### DIRECTION
Scan the entries below and extract each line with the word "chart" in it.

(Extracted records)
***

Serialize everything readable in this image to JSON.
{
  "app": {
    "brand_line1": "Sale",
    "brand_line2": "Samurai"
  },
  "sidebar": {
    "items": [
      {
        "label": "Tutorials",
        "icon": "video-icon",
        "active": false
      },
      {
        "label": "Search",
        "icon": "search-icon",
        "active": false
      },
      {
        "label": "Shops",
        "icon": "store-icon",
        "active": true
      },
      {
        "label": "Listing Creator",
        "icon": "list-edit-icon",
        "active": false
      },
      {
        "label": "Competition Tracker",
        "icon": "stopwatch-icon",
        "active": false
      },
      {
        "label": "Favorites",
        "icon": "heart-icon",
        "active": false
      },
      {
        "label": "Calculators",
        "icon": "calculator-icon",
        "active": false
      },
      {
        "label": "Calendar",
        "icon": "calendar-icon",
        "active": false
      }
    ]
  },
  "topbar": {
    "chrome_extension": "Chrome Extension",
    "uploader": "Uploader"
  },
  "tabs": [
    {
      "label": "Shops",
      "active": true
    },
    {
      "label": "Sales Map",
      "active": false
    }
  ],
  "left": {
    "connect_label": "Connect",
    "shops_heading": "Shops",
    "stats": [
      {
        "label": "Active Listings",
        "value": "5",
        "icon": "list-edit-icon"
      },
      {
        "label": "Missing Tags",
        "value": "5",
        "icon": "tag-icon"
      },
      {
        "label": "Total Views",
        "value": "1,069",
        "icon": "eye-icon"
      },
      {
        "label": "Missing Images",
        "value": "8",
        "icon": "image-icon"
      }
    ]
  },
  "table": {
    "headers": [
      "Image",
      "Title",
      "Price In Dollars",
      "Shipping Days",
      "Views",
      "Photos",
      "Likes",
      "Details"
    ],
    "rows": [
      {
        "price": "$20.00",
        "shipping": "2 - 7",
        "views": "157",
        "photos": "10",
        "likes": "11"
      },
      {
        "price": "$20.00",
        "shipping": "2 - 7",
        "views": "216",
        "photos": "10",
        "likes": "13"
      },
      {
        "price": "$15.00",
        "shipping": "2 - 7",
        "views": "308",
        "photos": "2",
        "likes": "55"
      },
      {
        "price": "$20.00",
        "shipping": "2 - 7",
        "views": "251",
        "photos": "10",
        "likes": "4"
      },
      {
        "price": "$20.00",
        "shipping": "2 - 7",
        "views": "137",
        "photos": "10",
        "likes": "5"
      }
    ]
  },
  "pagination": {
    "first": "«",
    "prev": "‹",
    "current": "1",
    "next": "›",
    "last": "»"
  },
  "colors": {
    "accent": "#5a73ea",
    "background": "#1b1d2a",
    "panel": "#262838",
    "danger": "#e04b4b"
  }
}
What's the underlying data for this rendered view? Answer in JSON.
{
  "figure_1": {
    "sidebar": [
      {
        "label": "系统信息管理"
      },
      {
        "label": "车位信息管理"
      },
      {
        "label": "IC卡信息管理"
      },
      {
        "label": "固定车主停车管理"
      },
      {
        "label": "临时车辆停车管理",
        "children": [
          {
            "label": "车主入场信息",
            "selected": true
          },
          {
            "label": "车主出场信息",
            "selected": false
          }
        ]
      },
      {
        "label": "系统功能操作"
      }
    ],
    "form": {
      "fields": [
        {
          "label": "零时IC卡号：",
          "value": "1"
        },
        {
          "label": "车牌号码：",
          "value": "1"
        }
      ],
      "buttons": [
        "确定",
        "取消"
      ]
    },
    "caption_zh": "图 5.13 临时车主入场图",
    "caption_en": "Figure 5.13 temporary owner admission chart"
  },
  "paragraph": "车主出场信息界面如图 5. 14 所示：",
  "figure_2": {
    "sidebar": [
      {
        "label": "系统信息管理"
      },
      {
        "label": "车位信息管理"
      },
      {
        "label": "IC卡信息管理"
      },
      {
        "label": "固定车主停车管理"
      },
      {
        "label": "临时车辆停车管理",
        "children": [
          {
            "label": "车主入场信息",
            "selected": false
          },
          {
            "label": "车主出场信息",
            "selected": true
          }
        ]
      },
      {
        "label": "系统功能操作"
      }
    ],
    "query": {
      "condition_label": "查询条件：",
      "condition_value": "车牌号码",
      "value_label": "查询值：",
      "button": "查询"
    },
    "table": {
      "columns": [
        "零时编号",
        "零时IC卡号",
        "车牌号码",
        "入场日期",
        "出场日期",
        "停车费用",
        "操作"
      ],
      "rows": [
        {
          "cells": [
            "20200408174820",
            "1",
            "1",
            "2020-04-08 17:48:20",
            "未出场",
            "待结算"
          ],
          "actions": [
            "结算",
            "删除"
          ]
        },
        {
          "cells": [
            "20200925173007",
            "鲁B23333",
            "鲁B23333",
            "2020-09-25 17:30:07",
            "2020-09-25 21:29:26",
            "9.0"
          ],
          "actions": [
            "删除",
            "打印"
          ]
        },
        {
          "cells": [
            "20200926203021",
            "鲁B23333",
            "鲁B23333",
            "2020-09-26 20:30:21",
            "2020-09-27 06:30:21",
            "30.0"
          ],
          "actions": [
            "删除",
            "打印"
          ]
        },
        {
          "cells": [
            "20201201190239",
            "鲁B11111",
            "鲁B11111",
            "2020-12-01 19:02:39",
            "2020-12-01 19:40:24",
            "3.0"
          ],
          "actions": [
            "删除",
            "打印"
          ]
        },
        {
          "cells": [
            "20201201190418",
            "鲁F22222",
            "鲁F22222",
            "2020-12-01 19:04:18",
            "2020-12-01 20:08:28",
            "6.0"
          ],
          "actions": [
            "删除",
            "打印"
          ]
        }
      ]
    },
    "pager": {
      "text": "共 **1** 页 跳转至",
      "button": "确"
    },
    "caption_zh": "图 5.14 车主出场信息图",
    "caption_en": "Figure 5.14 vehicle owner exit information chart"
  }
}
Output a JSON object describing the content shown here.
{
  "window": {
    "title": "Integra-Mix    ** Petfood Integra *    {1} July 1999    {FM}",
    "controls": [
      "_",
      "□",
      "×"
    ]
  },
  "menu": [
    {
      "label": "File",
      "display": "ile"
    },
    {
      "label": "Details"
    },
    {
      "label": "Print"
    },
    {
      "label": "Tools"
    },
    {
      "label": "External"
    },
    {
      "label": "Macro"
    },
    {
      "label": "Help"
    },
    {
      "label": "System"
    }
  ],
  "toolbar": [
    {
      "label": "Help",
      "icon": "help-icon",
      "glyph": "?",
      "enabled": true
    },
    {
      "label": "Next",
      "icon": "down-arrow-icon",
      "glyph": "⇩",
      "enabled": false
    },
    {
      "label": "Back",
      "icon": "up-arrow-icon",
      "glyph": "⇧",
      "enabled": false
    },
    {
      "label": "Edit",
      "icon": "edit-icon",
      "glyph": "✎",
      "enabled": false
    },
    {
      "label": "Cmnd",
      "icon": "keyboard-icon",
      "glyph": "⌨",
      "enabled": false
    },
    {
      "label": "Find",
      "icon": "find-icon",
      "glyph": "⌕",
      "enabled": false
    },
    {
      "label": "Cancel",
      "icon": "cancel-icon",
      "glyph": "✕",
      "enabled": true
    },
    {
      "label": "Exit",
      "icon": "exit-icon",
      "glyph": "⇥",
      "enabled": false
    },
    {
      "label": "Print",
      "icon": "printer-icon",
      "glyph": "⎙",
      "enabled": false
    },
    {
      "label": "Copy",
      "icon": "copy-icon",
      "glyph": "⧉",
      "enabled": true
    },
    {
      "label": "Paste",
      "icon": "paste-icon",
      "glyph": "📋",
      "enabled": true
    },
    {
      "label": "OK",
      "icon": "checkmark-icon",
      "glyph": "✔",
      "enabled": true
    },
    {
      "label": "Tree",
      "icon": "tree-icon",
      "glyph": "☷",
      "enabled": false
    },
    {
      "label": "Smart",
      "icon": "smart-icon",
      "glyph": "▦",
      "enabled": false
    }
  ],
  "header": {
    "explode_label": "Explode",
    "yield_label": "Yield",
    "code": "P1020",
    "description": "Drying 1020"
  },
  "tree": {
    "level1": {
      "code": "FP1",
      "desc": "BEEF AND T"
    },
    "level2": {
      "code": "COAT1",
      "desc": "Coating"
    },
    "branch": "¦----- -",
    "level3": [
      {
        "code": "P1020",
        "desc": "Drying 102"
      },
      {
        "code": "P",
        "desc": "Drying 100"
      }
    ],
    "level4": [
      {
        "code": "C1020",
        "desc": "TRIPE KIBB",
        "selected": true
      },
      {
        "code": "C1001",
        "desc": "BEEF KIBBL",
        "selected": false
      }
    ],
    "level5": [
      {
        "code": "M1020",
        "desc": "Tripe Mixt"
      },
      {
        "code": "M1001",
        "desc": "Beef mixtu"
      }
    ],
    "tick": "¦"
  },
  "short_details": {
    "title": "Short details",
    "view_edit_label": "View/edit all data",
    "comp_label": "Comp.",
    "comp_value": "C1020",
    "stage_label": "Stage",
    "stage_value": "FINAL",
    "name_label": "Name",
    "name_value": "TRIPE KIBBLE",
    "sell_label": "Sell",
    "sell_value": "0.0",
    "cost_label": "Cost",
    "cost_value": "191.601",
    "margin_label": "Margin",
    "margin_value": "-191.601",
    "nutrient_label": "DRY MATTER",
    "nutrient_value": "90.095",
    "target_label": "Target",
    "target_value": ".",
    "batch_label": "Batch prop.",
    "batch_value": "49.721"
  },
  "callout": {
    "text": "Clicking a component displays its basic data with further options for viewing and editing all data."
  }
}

***

### THE REPLY
    "caption_en": "Figure 5.13 temporary owner admission chart"
    "caption_en": "Figure 5.14 vehicle owner exit information chart"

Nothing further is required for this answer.